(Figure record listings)
***
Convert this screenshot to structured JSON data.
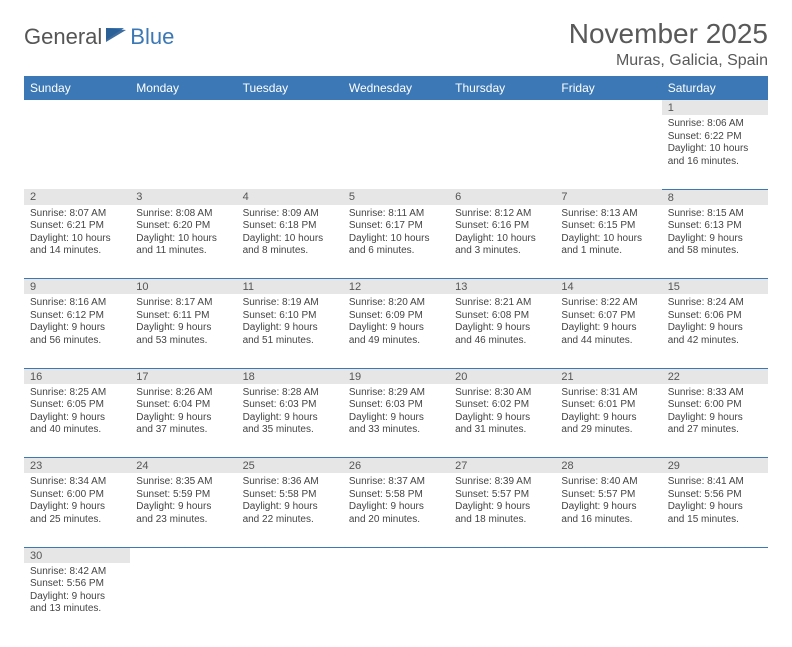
{
  "logo": {
    "text1": "General",
    "text2": "Blue"
  },
  "title": "November 2025",
  "location": "Muras, Galicia, Spain",
  "colors": {
    "header_bg": "#3b78b5",
    "daynum_bg": "#e6e6e6",
    "text": "#595959"
  },
  "weekdays": [
    "Sunday",
    "Monday",
    "Tuesday",
    "Wednesday",
    "Thursday",
    "Friday",
    "Saturday"
  ],
  "weeks": [
    [
      null,
      null,
      null,
      null,
      null,
      null,
      {
        "n": "1",
        "sr": "8:06 AM",
        "ss": "6:22 PM",
        "dl": "10 hours and 16 minutes."
      }
    ],
    [
      {
        "n": "2",
        "sr": "8:07 AM",
        "ss": "6:21 PM",
        "dl": "10 hours and 14 minutes."
      },
      {
        "n": "3",
        "sr": "8:08 AM",
        "ss": "6:20 PM",
        "dl": "10 hours and 11 minutes."
      },
      {
        "n": "4",
        "sr": "8:09 AM",
        "ss": "6:18 PM",
        "dl": "10 hours and 8 minutes."
      },
      {
        "n": "5",
        "sr": "8:11 AM",
        "ss": "6:17 PM",
        "dl": "10 hours and 6 minutes."
      },
      {
        "n": "6",
        "sr": "8:12 AM",
        "ss": "6:16 PM",
        "dl": "10 hours and 3 minutes."
      },
      {
        "n": "7",
        "sr": "8:13 AM",
        "ss": "6:15 PM",
        "dl": "10 hours and 1 minute."
      },
      {
        "n": "8",
        "sr": "8:15 AM",
        "ss": "6:13 PM",
        "dl": "9 hours and 58 minutes."
      }
    ],
    [
      {
        "n": "9",
        "sr": "8:16 AM",
        "ss": "6:12 PM",
        "dl": "9 hours and 56 minutes."
      },
      {
        "n": "10",
        "sr": "8:17 AM",
        "ss": "6:11 PM",
        "dl": "9 hours and 53 minutes."
      },
      {
        "n": "11",
        "sr": "8:19 AM",
        "ss": "6:10 PM",
        "dl": "9 hours and 51 minutes."
      },
      {
        "n": "12",
        "sr": "8:20 AM",
        "ss": "6:09 PM",
        "dl": "9 hours and 49 minutes."
      },
      {
        "n": "13",
        "sr": "8:21 AM",
        "ss": "6:08 PM",
        "dl": "9 hours and 46 minutes."
      },
      {
        "n": "14",
        "sr": "8:22 AM",
        "ss": "6:07 PM",
        "dl": "9 hours and 44 minutes."
      },
      {
        "n": "15",
        "sr": "8:24 AM",
        "ss": "6:06 PM",
        "dl": "9 hours and 42 minutes."
      }
    ],
    [
      {
        "n": "16",
        "sr": "8:25 AM",
        "ss": "6:05 PM",
        "dl": "9 hours and 40 minutes."
      },
      {
        "n": "17",
        "sr": "8:26 AM",
        "ss": "6:04 PM",
        "dl": "9 hours and 37 minutes."
      },
      {
        "n": "18",
        "sr": "8:28 AM",
        "ss": "6:03 PM",
        "dl": "9 hours and 35 minutes."
      },
      {
        "n": "19",
        "sr": "8:29 AM",
        "ss": "6:03 PM",
        "dl": "9 hours and 33 minutes."
      },
      {
        "n": "20",
        "sr": "8:30 AM",
        "ss": "6:02 PM",
        "dl": "9 hours and 31 minutes."
      },
      {
        "n": "21",
        "sr": "8:31 AM",
        "ss": "6:01 PM",
        "dl": "9 hours and 29 minutes."
      },
      {
        "n": "22",
        "sr": "8:33 AM",
        "ss": "6:00 PM",
        "dl": "9 hours and 27 minutes."
      }
    ],
    [
      {
        "n": "23",
        "sr": "8:34 AM",
        "ss": "6:00 PM",
        "dl": "9 hours and 25 minutes."
      },
      {
        "n": "24",
        "sr": "8:35 AM",
        "ss": "5:59 PM",
        "dl": "9 hours and 23 minutes."
      },
      {
        "n": "25",
        "sr": "8:36 AM",
        "ss": "5:58 PM",
        "dl": "9 hours and 22 minutes."
      },
      {
        "n": "26",
        "sr": "8:37 AM",
        "ss": "5:58 PM",
        "dl": "9 hours and 20 minutes."
      },
      {
        "n": "27",
        "sr": "8:39 AM",
        "ss": "5:57 PM",
        "dl": "9 hours and 18 minutes."
      },
      {
        "n": "28",
        "sr": "8:40 AM",
        "ss": "5:57 PM",
        "dl": "9 hours and 16 minutes."
      },
      {
        "n": "29",
        "sr": "8:41 AM",
        "ss": "5:56 PM",
        "dl": "9 hours and 15 minutes."
      }
    ],
    [
      {
        "n": "30",
        "sr": "8:42 AM",
        "ss": "5:56 PM",
        "dl": "9 hours and 13 minutes."
      },
      null,
      null,
      null,
      null,
      null,
      null
    ]
  ],
  "labels": {
    "sunrise": "Sunrise:",
    "sunset": "Sunset:",
    "daylight": "Daylight:"
  }
}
***
§ Problem details
The records above must be echoed exactly, minus their pictures.

§ Written response
Convert this screenshot to structured JSON data.
{
  "logo": {
    "text1": "General",
    "text2": "Blue"
  },
  "title": "November 2025",
  "location": "Muras, Galicia, Spain",
  "colors": {
    "header_bg": "#3b78b5",
    "daynum_bg": "#e6e6e6",
    "text": "#595959"
  },
  "weekdays": [
    "Sunday",
    "Monday",
    "Tuesday",
    "Wednesday",
    "Thursday",
    "Friday",
    "Saturday"
  ],
  "weeks": [
    [
      null,
      null,
      null,
      null,
      null,
      null,
      {
        "n": "1",
        "sr": "8:06 AM",
        "ss": "6:22 PM",
        "dl": "10 hours and 16 minutes."
      }
    ],
    [
      {
        "n": "2",
        "sr": "8:07 AM",
        "ss": "6:21 PM",
        "dl": "10 hours and 14 minutes."
      },
      {
        "n": "3",
        "sr": "8:08 AM",
        "ss": "6:20 PM",
        "dl": "10 hours and 11 minutes."
      },
      {
        "n": "4",
        "sr": "8:09 AM",
        "ss": "6:18 PM",
        "dl": "10 hours and 8 minutes."
      },
      {
        "n": "5",
        "sr": "8:11 AM",
        "ss": "6:17 PM",
        "dl": "10 hours and 6 minutes."
      },
      {
        "n": "6",
        "sr": "8:12 AM",
        "ss": "6:16 PM",
        "dl": "10 hours and 3 minutes."
      },
      {
        "n": "7",
        "sr": "8:13 AM",
        "ss": "6:15 PM",
        "dl": "10 hours and 1 minute."
      },
      {
        "n": "8",
        "sr": "8:15 AM",
        "ss": "6:13 PM",
        "dl": "9 hours and 58 minutes."
      }
    ],
    [
      {
        "n": "9",
        "sr": "8:16 AM",
        "ss": "6:12 PM",
        "dl": "9 hours and 56 minutes."
      },
      {
        "n": "10",
        "sr": "8:17 AM",
        "ss": "6:11 PM",
        "dl": "9 hours and 53 minutes."
      },
      {
        "n": "11",
        "sr": "8:19 AM",
        "ss": "6:10 PM",
        "dl": "9 hours and 51 minutes."
      },
      {
        "n": "12",
        "sr": "8:20 AM",
        "ss": "6:09 PM",
        "dl": "9 hours and 49 minutes."
      },
      {
        "n": "13",
        "sr": "8:21 AM",
        "ss": "6:08 PM",
        "dl": "9 hours and 46 minutes."
      },
      {
        "n": "14",
        "sr": "8:22 AM",
        "ss": "6:07 PM",
        "dl": "9 hours and 44 minutes."
      },
      {
        "n": "15",
        "sr": "8:24 AM",
        "ss": "6:06 PM",
        "dl": "9 hours and 42 minutes."
      }
    ],
    [
      {
        "n": "16",
        "sr": "8:25 AM",
        "ss": "6:05 PM",
        "dl": "9 hours and 40 minutes."
      },
      {
        "n": "17",
        "sr": "8:26 AM",
        "ss": "6:04 PM",
        "dl": "9 hours and 37 minutes."
      },
      {
        "n": "18",
        "sr": "8:28 AM",
        "ss": "6:03 PM",
        "dl": "9 hours and 35 minutes."
      },
      {
        "n": "19",
        "sr": "8:29 AM",
        "ss": "6:03 PM",
        "dl": "9 hours and 33 minutes."
      },
      {
        "n": "20",
        "sr": "8:30 AM",
        "ss": "6:02 PM",
        "dl": "9 hours and 31 minutes."
      },
      {
        "n": "21",
        "sr": "8:31 AM",
        "ss": "6:01 PM",
        "dl": "9 hours and 29 minutes."
      },
      {
        "n": "22",
        "sr": "8:33 AM",
        "ss": "6:00 PM",
        "dl": "9 hours and 27 minutes."
      }
    ],
    [
      {
        "n": "23",
        "sr": "8:34 AM",
        "ss": "6:00 PM",
        "dl": "9 hours and 25 minutes."
      },
      {
        "n": "24",
        "sr": "8:35 AM",
        "ss": "5:59 PM",
        "dl": "9 hours and 23 minutes."
      },
      {
        "n": "25",
        "sr": "8:36 AM",
        "ss": "5:58 PM",
        "dl": "9 hours and 22 minutes."
      },
      {
        "n": "26",
        "sr": "8:37 AM",
        "ss": "5:58 PM",
        "dl": "9 hours and 20 minutes."
      },
      {
        "n": "27",
        "sr": "8:39 AM",
        "ss": "5:57 PM",
        "dl": "9 hours and 18 minutes."
      },
      {
        "n": "28",
        "sr": "8:40 AM",
        "ss": "5:57 PM",
        "dl": "9 hours and 16 minutes."
      },
      {
        "n": "29",
        "sr": "8:41 AM",
        "ss": "5:56 PM",
        "dl": "9 hours and 15 minutes."
      }
    ],
    [
      {
        "n": "30",
        "sr": "8:42 AM",
        "ss": "5:56 PM",
        "dl": "9 hours and 13 minutes."
      },
      null,
      null,
      null,
      null,
      null,
      null
    ]
  ],
  "labels": {
    "sunrise": "Sunrise:",
    "sunset": "Sunset:",
    "daylight": "Daylight:"
  }
}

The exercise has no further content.